**Your goal**
Quote the whole listing exactly. Leave the pictures out of your copy.

**Stored data**
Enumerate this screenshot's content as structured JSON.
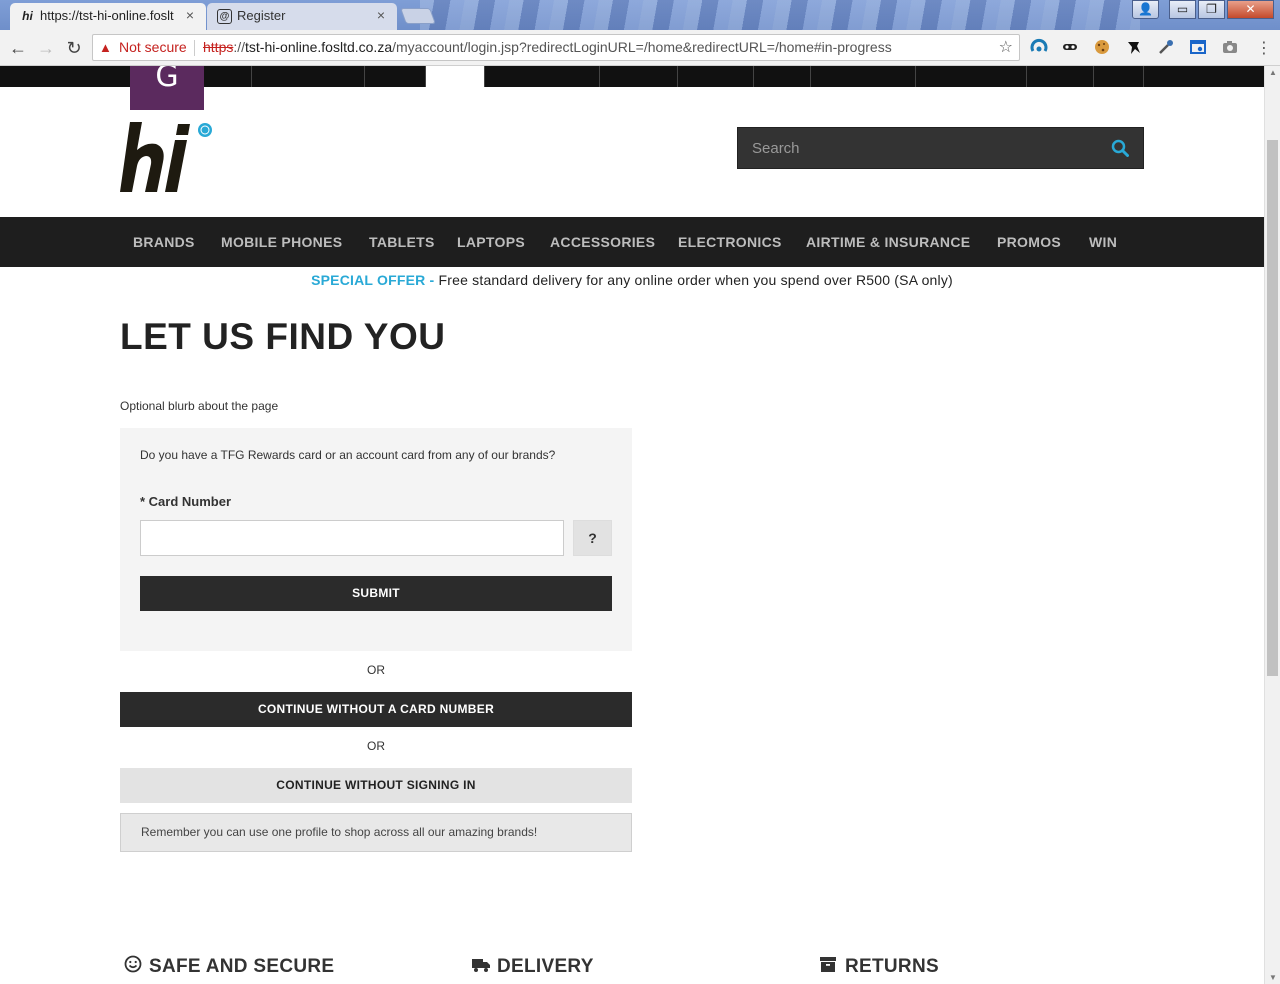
{
  "browser": {
    "tabs": [
      {
        "favicon": "hi",
        "title": "https://tst-hi-online.foslt",
        "close": "×"
      },
      {
        "favicon": "@",
        "title": "Register",
        "close": "×"
      }
    ],
    "window_buttons": {
      "minimize": "▭",
      "restore": "❐",
      "close": "✕",
      "user": "👤"
    },
    "nav": {
      "back": "←",
      "forward": "→",
      "reload": "↻"
    },
    "omnibox": {
      "warning_icon": "▲",
      "security_label": "Not secure",
      "scheme": "https",
      "scheme_rest": "://",
      "host": "tst-hi-online.fosltd.co.za",
      "path": "/myaccount/login.jsp?redirectLoginURL=/home&redirectURL=/home#in-progress",
      "star": "☆"
    },
    "menu": "⋮"
  },
  "brandbar": {
    "badge_letter": "G"
  },
  "search": {
    "placeholder": "Search"
  },
  "nav": {
    "items": [
      "BRANDS",
      "MOBILE PHONES",
      "TABLETS",
      "LAPTOPS",
      "ACCESSORIES",
      "ELECTRONICS",
      "AIRTIME & INSURANCE",
      "PROMOS",
      "WIN"
    ]
  },
  "offer": {
    "highlight": "SPECIAL OFFER -",
    "text": " Free standard delivery for any online order when you spend over R500 (SA only)"
  },
  "page": {
    "title": "LET US FIND YOU",
    "blurb": "Optional blurb about the page",
    "card_question": "Do you have a TFG Rewards card or an account card from any of our brands?",
    "card_label": "* Card Number",
    "card_value": "",
    "help_label": "?",
    "submit_label": "SUBMIT",
    "or_1": "OR",
    "continue_no_card": "CONTINUE WITHOUT A CARD NUMBER",
    "or_2": "OR",
    "continue_no_signin": "CONTINUE WITHOUT SIGNING IN",
    "reminder": "Remember you can use one profile to shop across all our amazing brands!"
  },
  "features": [
    {
      "label": "SAFE AND SECURE",
      "icon": "smiley-icon"
    },
    {
      "label": "DELIVERY",
      "icon": "truck-icon"
    },
    {
      "label": "RETURNS",
      "icon": "box-icon"
    }
  ],
  "colors": {
    "accent": "#29a9d6",
    "dark": "#2b2b2b",
    "nav_bg": "#1e1e1e",
    "badge": "#5b2a5e",
    "warning": "#c5221f"
  }
}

**Exercise solution**
Enumerate this screenshot's content as structured JSON.
{
  "browser": {
    "tabs": [
      {
        "favicon": "hi",
        "title": "https://tst-hi-online.foslt",
        "close": "×"
      },
      {
        "favicon": "@",
        "title": "Register",
        "close": "×"
      }
    ],
    "window_buttons": {
      "minimize": "▭",
      "restore": "❐",
      "close": "✕",
      "user": "👤"
    },
    "nav": {
      "back": "←",
      "forward": "→",
      "reload": "↻"
    },
    "omnibox": {
      "warning_icon": "▲",
      "security_label": "Not secure",
      "scheme": "https",
      "scheme_rest": "://",
      "host": "tst-hi-online.fosltd.co.za",
      "path": "/myaccount/login.jsp?redirectLoginURL=/home&redirectURL=/home#in-progress",
      "star": "☆"
    },
    "menu": "⋮"
  },
  "brandbar": {
    "badge_letter": "G"
  },
  "search": {
    "placeholder": "Search"
  },
  "nav": {
    "items": [
      "BRANDS",
      "MOBILE PHONES",
      "TABLETS",
      "LAPTOPS",
      "ACCESSORIES",
      "ELECTRONICS",
      "AIRTIME & INSURANCE",
      "PROMOS",
      "WIN"
    ]
  },
  "offer": {
    "highlight": "SPECIAL OFFER -",
    "text": " Free standard delivery for any online order when you spend over R500 (SA only)"
  },
  "page": {
    "title": "LET US FIND YOU",
    "blurb": "Optional blurb about the page",
    "card_question": "Do you have a TFG Rewards card or an account card from any of our brands?",
    "card_label": "* Card Number",
    "card_value": "",
    "help_label": "?",
    "submit_label": "SUBMIT",
    "or_1": "OR",
    "continue_no_card": "CONTINUE WITHOUT A CARD NUMBER",
    "or_2": "OR",
    "continue_no_signin": "CONTINUE WITHOUT SIGNING IN",
    "reminder": "Remember you can use one profile to shop across all our amazing brands!"
  },
  "features": [
    {
      "label": "SAFE AND SECURE",
      "icon": "smiley-icon"
    },
    {
      "label": "DELIVERY",
      "icon": "truck-icon"
    },
    {
      "label": "RETURNS",
      "icon": "box-icon"
    }
  ],
  "colors": {
    "accent": "#29a9d6",
    "dark": "#2b2b2b",
    "nav_bg": "#1e1e1e",
    "badge": "#5b2a5e",
    "warning": "#c5221f"
  }
}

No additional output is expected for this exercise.